Your task is to locate every line holding the string "газовых" and to copy each of them.
[Begin INFORMATION SUPPLIED]
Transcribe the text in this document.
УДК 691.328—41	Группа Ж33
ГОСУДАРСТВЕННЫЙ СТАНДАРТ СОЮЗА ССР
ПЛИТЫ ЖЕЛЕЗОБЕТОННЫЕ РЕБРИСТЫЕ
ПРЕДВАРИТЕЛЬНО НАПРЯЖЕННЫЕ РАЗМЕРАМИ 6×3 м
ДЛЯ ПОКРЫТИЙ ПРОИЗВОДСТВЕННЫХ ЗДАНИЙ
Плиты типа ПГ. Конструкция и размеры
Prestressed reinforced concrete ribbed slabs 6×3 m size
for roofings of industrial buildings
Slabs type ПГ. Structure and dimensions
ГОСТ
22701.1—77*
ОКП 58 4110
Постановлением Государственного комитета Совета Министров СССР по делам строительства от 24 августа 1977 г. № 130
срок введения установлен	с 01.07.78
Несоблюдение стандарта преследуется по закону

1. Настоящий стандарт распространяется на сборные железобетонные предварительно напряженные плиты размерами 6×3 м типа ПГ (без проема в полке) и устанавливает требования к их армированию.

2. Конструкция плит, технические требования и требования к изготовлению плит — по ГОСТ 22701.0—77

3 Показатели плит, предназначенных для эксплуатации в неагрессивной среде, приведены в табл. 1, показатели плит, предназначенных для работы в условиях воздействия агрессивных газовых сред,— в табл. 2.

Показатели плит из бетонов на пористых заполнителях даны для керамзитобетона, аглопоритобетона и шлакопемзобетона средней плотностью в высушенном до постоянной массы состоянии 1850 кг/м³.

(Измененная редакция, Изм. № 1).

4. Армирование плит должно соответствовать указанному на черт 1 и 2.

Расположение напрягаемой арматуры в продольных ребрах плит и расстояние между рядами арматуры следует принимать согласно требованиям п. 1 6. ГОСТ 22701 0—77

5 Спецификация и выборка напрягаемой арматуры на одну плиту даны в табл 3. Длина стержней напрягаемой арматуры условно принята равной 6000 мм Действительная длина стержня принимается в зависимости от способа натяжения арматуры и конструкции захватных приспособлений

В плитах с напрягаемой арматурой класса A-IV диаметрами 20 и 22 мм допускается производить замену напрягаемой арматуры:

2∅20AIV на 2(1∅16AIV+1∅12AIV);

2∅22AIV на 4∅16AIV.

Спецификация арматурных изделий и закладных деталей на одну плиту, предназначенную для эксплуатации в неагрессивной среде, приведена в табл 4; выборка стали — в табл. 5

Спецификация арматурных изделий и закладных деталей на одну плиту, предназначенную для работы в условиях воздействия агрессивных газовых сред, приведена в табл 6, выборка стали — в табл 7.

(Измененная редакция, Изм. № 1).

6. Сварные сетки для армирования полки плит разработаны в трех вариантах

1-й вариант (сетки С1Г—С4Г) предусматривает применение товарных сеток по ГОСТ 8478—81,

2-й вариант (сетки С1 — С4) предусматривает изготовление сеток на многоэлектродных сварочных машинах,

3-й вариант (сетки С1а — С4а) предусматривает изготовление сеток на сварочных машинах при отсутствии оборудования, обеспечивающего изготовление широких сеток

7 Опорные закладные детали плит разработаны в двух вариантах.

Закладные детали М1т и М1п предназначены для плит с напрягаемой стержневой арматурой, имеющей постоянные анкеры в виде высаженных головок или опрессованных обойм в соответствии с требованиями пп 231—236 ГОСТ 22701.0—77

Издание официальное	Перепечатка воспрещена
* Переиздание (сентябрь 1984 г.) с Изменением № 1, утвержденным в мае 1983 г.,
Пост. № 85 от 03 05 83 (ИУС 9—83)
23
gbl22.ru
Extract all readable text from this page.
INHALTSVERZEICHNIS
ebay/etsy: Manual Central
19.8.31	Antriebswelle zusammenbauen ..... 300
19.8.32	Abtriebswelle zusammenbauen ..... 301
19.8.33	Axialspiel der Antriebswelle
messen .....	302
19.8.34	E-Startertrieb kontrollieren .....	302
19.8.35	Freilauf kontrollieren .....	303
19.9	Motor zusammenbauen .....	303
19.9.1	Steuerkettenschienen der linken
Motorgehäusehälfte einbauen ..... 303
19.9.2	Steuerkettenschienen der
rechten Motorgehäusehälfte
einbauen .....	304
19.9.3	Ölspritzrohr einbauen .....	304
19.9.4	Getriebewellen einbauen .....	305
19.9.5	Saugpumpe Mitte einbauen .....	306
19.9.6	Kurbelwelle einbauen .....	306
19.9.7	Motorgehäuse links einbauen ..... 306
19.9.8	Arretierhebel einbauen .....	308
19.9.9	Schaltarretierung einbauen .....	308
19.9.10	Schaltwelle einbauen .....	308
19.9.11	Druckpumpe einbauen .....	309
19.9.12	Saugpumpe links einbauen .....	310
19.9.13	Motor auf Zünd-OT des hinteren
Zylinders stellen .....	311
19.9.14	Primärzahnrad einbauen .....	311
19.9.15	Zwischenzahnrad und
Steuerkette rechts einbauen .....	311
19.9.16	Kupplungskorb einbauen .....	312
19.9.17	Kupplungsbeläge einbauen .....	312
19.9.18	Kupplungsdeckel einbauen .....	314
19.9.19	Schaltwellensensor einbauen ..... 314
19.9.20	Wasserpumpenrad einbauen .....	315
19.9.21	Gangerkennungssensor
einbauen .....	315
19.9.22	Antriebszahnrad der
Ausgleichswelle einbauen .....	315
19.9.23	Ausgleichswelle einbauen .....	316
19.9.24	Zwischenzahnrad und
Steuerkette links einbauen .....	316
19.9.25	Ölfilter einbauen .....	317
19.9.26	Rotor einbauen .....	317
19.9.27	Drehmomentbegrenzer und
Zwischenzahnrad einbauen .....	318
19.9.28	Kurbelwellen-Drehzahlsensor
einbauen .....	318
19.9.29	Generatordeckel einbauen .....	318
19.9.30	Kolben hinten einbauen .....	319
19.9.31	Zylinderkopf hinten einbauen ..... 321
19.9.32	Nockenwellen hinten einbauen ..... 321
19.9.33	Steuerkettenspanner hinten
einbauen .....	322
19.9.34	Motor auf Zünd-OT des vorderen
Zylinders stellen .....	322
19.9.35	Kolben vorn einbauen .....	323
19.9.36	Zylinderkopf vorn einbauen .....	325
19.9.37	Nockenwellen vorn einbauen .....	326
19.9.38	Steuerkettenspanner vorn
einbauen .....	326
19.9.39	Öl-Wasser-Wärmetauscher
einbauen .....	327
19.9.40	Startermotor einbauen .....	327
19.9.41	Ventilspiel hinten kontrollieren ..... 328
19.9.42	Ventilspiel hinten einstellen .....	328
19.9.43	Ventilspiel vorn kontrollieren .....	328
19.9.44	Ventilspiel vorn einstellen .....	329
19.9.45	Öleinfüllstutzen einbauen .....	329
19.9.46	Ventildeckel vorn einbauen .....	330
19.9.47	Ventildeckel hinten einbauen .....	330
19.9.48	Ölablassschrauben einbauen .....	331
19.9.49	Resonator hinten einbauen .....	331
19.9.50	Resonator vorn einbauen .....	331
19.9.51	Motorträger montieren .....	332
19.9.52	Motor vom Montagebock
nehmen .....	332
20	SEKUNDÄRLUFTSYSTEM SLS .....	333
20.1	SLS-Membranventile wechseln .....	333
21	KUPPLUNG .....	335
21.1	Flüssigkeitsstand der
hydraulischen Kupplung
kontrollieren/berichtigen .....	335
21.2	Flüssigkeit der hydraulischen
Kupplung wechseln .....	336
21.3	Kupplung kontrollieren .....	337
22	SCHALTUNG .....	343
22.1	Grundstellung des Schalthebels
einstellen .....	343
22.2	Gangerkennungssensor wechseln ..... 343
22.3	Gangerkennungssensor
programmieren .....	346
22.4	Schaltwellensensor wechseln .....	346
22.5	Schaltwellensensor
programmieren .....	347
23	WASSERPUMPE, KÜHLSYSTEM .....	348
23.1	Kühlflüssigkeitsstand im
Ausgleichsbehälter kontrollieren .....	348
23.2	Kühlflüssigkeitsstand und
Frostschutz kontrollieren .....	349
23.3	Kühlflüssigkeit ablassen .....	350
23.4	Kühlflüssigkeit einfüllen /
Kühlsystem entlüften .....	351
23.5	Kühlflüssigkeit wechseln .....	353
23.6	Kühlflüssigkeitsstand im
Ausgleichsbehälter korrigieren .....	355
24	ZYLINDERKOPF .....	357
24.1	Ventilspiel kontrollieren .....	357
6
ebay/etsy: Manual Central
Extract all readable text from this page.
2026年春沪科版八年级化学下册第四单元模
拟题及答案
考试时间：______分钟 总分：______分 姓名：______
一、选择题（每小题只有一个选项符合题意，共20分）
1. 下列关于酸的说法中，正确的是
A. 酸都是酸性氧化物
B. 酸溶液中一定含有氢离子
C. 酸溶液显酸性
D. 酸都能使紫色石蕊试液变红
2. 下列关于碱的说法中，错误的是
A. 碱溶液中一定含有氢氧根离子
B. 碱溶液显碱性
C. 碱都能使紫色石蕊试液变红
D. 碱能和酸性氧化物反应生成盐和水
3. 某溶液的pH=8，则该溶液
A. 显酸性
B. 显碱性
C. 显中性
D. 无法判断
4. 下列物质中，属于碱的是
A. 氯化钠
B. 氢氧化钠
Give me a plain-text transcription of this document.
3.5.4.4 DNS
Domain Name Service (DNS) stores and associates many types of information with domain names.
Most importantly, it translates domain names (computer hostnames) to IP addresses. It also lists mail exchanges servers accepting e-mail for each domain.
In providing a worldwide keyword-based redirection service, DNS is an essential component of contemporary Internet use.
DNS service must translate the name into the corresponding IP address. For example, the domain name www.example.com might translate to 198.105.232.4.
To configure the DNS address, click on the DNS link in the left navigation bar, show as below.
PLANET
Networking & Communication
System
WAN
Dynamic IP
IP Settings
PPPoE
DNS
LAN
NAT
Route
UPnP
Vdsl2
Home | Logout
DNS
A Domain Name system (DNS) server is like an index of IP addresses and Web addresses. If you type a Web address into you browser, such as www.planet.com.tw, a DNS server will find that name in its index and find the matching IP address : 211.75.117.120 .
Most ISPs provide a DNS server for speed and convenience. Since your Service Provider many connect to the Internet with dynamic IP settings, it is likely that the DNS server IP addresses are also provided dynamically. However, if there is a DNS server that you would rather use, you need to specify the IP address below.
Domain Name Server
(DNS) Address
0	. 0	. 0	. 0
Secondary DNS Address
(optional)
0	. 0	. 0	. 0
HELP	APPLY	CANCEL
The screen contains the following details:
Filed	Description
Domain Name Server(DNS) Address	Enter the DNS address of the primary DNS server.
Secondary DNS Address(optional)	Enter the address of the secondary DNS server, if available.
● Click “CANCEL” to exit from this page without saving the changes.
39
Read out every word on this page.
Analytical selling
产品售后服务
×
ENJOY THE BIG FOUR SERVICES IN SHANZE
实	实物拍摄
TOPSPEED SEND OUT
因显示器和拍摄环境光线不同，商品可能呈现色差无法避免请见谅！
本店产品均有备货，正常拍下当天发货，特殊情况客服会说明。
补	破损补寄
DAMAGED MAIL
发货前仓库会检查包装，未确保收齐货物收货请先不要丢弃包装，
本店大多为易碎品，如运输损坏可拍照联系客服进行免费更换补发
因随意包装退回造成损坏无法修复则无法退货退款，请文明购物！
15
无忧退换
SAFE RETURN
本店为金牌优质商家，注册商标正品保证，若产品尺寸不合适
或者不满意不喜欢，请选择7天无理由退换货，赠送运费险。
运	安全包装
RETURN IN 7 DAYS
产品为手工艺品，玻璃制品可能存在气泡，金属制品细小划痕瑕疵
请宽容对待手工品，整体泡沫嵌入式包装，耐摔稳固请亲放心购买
[End INFORMATION SUPPLIED]
EXERCISE SOLUTION:
3 Показатели плит, предназначенных для эксплуатации в неагрессивной среде, приведены в табл. 1, показатели плит, предназначенных для работы в условиях воздействия агрессивных газовых сред,— в табл. 2.
Спецификация арматурных изделий и закладных деталей на одну плиту, предназначенную для работы в условиях воздействия агрессивных газовых сред, приведена в табл 6, выборка стали — в табл 7.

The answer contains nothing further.